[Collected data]
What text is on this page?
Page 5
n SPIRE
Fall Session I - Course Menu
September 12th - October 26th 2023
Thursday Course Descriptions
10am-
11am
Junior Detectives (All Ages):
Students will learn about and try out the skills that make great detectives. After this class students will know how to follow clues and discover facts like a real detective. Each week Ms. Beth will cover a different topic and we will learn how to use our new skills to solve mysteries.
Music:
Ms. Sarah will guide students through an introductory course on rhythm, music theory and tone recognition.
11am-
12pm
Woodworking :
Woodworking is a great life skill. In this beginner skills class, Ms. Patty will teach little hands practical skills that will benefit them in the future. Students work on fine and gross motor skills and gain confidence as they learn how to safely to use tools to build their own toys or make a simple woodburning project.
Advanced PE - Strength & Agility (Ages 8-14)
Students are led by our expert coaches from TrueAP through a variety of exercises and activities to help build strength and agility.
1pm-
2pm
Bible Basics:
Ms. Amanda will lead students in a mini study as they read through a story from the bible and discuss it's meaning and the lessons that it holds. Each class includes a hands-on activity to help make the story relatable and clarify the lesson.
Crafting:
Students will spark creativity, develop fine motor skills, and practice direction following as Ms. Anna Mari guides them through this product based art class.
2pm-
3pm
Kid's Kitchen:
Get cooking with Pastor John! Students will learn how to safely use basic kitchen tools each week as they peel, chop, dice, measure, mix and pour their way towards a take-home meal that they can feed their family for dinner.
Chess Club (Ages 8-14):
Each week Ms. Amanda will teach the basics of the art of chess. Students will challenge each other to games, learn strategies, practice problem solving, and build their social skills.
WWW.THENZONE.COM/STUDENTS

- **Written instruction**
Collect the lines of the records that include the string "motor".

- **The reply**
Woodworking is a great life skill. In this beginner skills class, Ms. Patty will teach little hands practical skills that will benefit them in the future. Students work on fine and gross motor skills and gain confidence as they learn how to safely to use tools to build their own toys or make a simple woodburning project.
Students will spark creativity, develop fine motor skills, and practice direction following as Ms. Anna Mari guides them through this product based art class.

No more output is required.